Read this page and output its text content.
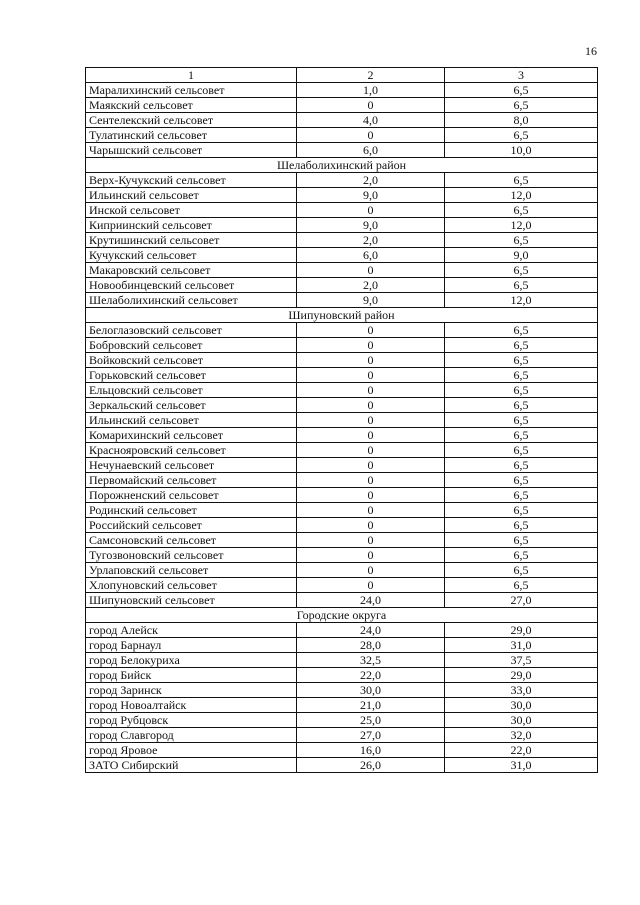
16
1	2	3
Маралихинский сельсовет	1,0	6,5
Маякский сельсовет	0	6,5
Сентелекский сельсовет	4,0	8,0
Тулатинский сельсовет	0	6,5
Чарышский сельсовет	6,0	10,0
Шелаболихинский район		
Верх-Кучукский сельсовет	2,0	6,5
Ильинский сельсовет	9,0	12,0
Инской сельсовет	0	6,5
Киприинский сельсовет	9,0	12,0
Крутишинский сельсовет	2,0	6,5
Кучукский сельсовет	6,0	9,0
Макаровский сельсовет	0	6,5
Новообинцевский сельсовет	2,0	6,5
Шелаболихинский сельсовет	9,0	12,0
Шипуновский район		
Белоглазовский сельсовет	0	6,5
Бобровский сельсовет	0	6,5
Войковский сельсовет	0	6,5
Горьковский сельсовет	0	6,5
Ельцовский сельсовет	0	6,5
Зеркальский сельсовет	0	6,5
Ильинский сельсовет	0	6,5
Комарихинский сельсовет	0	6,5
Краснояровский сельсовет	0	6,5
Нечунаевский сельсовет	0	6,5
Первомайский сельсовет	0	6,5
Порожненский сельсовет	0	6,5
Родинский сельсовет	0	6,5
Российский сельсовет	0	6,5
Самсоновский сельсовет	0	6,5
Тугозвоновский сельсовет	0	6,5
Урлаповский сельсовет	0	6,5
Хлопуновский сельсовет	0	6,5
Шипуновский сельсовет	24,0	27,0
Городские округа		
город Алейск	24,0	29,0
город Барнаул	28,0	31,0
город Белокуриха	32,5	37,5
город Бийск	22,0	29,0
город Заринск	30,0	33,0
город Новоалтайск	21,0	30,0
город Рубцовск	25,0	30,0
город Славгород	27,0	32,0
город Яровое	16,0	22,0
ЗАТО Сибирский	26,0	31,0
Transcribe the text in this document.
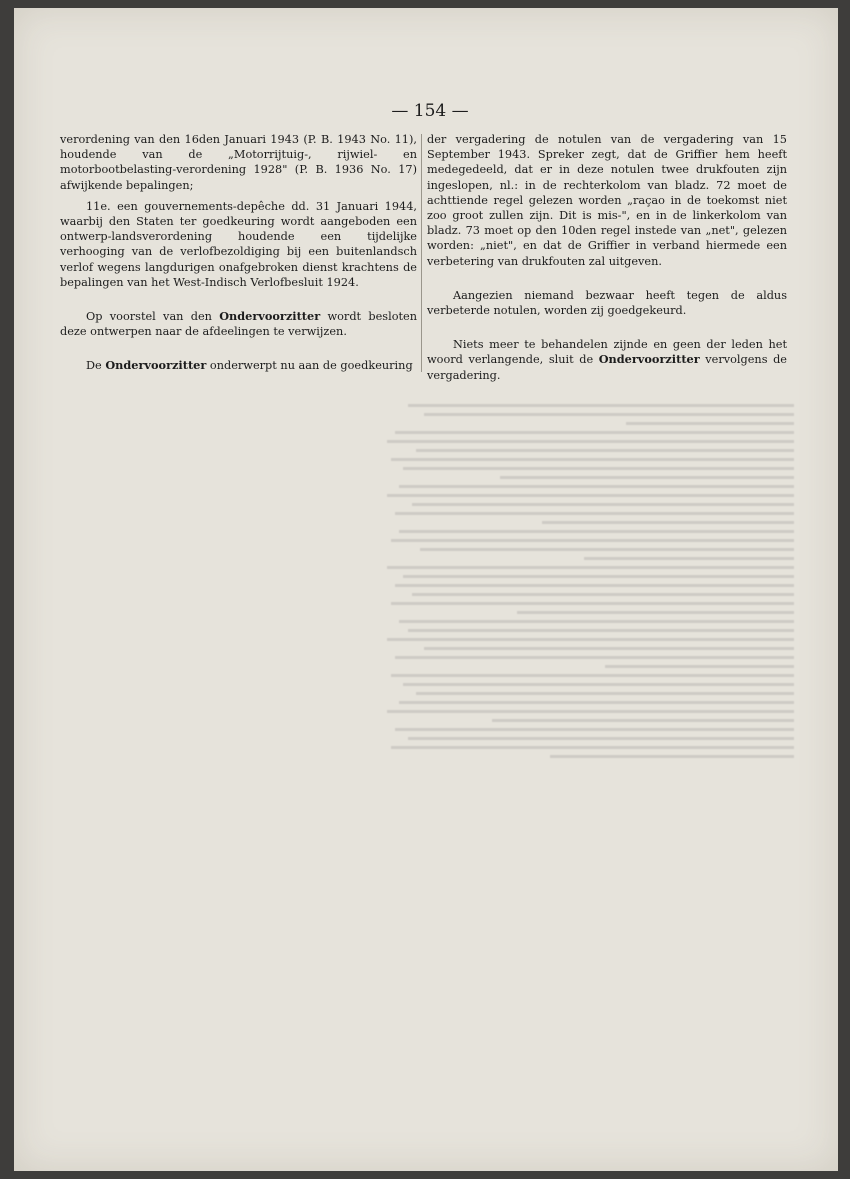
— 154 —

verordening van den 16den Januari 1943 (P. B. 1943 No. 11), houdende van de „Motorrijtuig-, rijwiel- en motorbootbelasting-verordening 1928" (P. B. 1936 No. 17) afwijkende bepalingen;

11e. een gouvernements-depêche dd. 31 Januari 1944, waarbij den Staten ter goedkeuring wordt aangeboden een ontwerp-landsverordening houdende een tijdelijke verhooging van de verlofbezoldiging bij een buitenlandsch verlof wegens langdurigen onafgebroken dienst krachtens de bepalingen van het West-Indisch Verlofbesluit 1924.

Op voorstel van den Ondervoorzitter wordt besloten deze ontwerpen naar de afdeelingen te verwijzen.

De Ondervoorzitter onderwerpt nu aan de goedkeuring

der vergadering de notulen van de vergadering van 15 September 1943. Spreker zegt, dat de Griffier hem heeft medegedeeld, dat er in deze notulen twee drukfouten zijn ingeslopen, nl.: in de rechterkolom van bladz. 72 moet de achttiende regel gelezen worden „raçao in de toekomst niet zoo groot zullen zijn. Dit is mis-", en in de linkerkolom van bladz. 73 moet op den 10den regel instede van „net", gelezen worden: „niet", en dat de Griffier in verband hiermede een verbetering van drukfouten zal uitgeven.

Aangezien niemand bezwaar heeft tegen de aldus verbeterde notulen, worden zij goedgekeurd.

Niets meer te behandelen zijnde en geen der leden het woord verlangende, sluit de Ondervoorzitter vervolgens de vergadering.
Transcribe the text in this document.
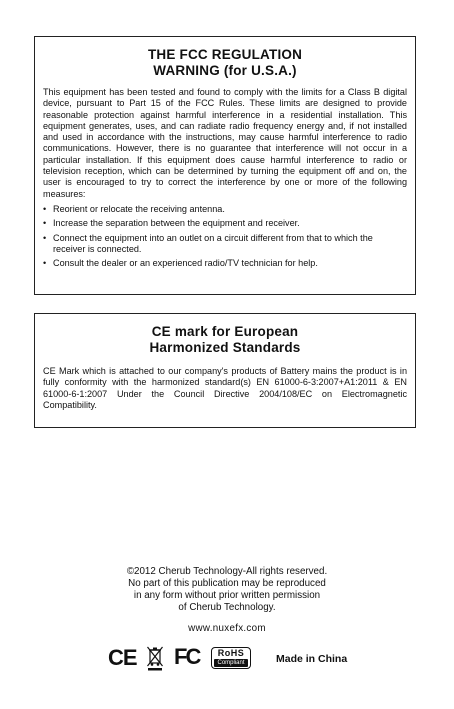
THE FCC REGULATION
WARNING (for U.S.A.)

This equipment has been tested and found to comply with the limits for a Class B digital device, pursuant to Part 15 of the FCC Rules. These limits are designed to provide reasonable protection against harmful interference in a residential installation. This equipment generates, uses, and can radiate radio frequency energy and, if not installed and used in accordance with the instructions, may cause harmful interference to radio communications. However, there is no guarantee that interference will not occur in a particular installation. If this equipment does cause harmful interference to radio or television reception, which can be determined by turning the equipment off and on, the user is encouraged to try to correct the interference by one or more of the following measures:

• Reorient or relocate the receiving antenna.
• Increase the separation between the equipment and receiver.
• Connect the equipment into an outlet on a circuit different from that to which the receiver is connected.
• Consult the dealer or an experienced radio/TV technician for help.
CE mark for European
Harmonized Standards

CE Mark which is attached to our company's products of Battery mains the product is in fully conformity with the harmonized standard(s) EN 61000-6-3:2007+A1:2011 & EN 61000-6-1:2007 Under the Council Directive 2004/108/EC on Electromagnetic Compatibility.

©2012 Cherub Technology-All rights reserved.
No part of this publication may be reproduced
in any form without prior written permission
of Cherub Technology.
www.nuxefx.com
CE FC	RoHS
Compliant	Made in China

GIVEN PROBLEM
Return to the listing above and set it down exactly, leaving out its pictures.

PROBLEM SOLUTION
Read this page and output its text content.
16
1	2	3
Маралихинский сельсовет	1,0	6,5
Маякский сельсовет	0	6,5
Сентелекский сельсовет	4,0	8,0
Тулатинский сельсовет	0	6,5
Чарышский сельсовет	6,0	10,0
Шелаболихинский район		
Верх-Кучукский сельсовет	2,0	6,5
Ильинский сельсовет	9,0	12,0
Инской сельсовет	0	6,5
Киприинский сельсовет	9,0	12,0
Крутишинский сельсовет	2,0	6,5
Кучукский сельсовет	6,0	9,0
Макаровский сельсовет	0	6,5
Новообинцевский сельсовет	2,0	6,5
Шелаболихинский сельсовет	9,0	12,0
Шипуновский район		
Белоглазовский сельсовет	0	6,5
Бобровский сельсовет	0	6,5
Войковский сельсовет	0	6,5
Горьковский сельсовет	0	6,5
Ельцовский сельсовет	0	6,5
Зеркальский сельсовет	0	6,5
Ильинский сельсовет	0	6,5
Комарихинский сельсовет	0	6,5
Краснояровский сельсовет	0	6,5
Нечунаевский сельсовет	0	6,5
Первомайский сельсовет	0	6,5
Порожненский сельсовет	0	6,5
Родинский сельсовет	0	6,5
Российский сельсовет	0	6,5
Самсоновский сельсовет	0	6,5
Тугозвоновский сельсовет	0	6,5
Урлаповский сельсовет	0	6,5
Хлопуновский сельсовет	0	6,5
Шипуновский сельсовет	24,0	27,0
Городские округа		
город Алейск	24,0	29,0
город Барнаул	28,0	31,0
город Белокуриха	32,5	37,5
город Бийск	22,0	29,0
город Заринск	30,0	33,0
город Новоалтайск	21,0	30,0
город Рубцовск	25,0	30,0
город Славгород	27,0	32,0
город Яровое	16,0	22,0
ЗАТО Сибирский	26,0	31,0
Transcribe the text in this document.
— 154 —

verordening van den 16den Januari 1943 (P. B. 1943 No. 11), houdende van de „Motorrijtuig-, rijwiel- en motorbootbelasting-verordening 1928" (P. B. 1936 No. 17) afwijkende bepalingen;

11e. een gouvernements-depêche dd. 31 Januari 1944, waarbij den Staten ter goedkeuring wordt aangeboden een ontwerp-landsverordening houdende een tijdelijke verhooging van de verlofbezoldiging bij een buitenlandsch verlof wegens langdurigen onafgebroken dienst krachtens de bepalingen van het West-Indisch Verlofbesluit 1924.

Op voorstel van den Ondervoorzitter wordt besloten deze ontwerpen naar de afdeelingen te verwijzen.

De Ondervoorzitter onderwerpt nu aan de goedkeuring

der vergadering de notulen van de vergadering van 15 September 1943. Spreker zegt, dat de Griffier hem heeft medegedeeld, dat er in deze notulen twee drukfouten zijn ingeslopen, nl.: in de rechterkolom van bladz. 72 moet de achttiende regel gelezen worden „raçao in de toekomst niet zoo groot zullen zijn. Dit is mis-", en in de linkerkolom van bladz. 73 moet op den 10den regel instede van „net", gelezen worden: „niet", en dat de Griffier in verband hiermede een verbetering van drukfouten zal uitgeven.

Aangezien niemand bezwaar heeft tegen de aldus verbeterde notulen, worden zij goedgekeurd.

Niets meer te behandelen zijnde en geen der leden het woord verlangende, sluit de Ondervoorzitter vervolgens de vergadering.
Transcribe the text in this document.
THE FCC REGULATION
WARNING (for U.S.A.)

This equipment has been tested and found to comply with the limits for a Class B digital device, pursuant to Part 15 of the FCC Rules. These limits are designed to provide reasonable protection against harmful interference in a residential installation. This equipment generates, uses, and can radiate radio frequency energy and, if not installed and used in accordance with the instructions, may cause harmful interference to radio communications. However, there is no guarantee that interference will not occur in a particular installation. If this equipment does cause harmful interference to radio or television reception, which can be determined by turning the equipment off and on, the user is encouraged to try to correct the interference by one or more of the following measures:

• Reorient or relocate the receiving antenna.
• Increase the separation between the equipment and receiver.
• Connect the equipment into an outlet on a circuit different from that to which the receiver is connected.
• Consult the dealer or an experienced radio/TV technician for help.
CE mark for European
Harmonized Standards

CE Mark which is attached to our company's products of Battery mains the product is in fully conformity with the harmonized standard(s) EN 61000-6-3:2007+A1:2011 & EN 61000-6-1:2007 Under the Council Directive 2004/108/EC on Electromagnetic Compatibility.

©2012 Cherub Technology-All rights reserved.
No part of this publication may be reproduced
in any form without prior written permission
of Cherub Technology.
www.nuxefx.com
CE FC	RoHS
Compliant	Made in China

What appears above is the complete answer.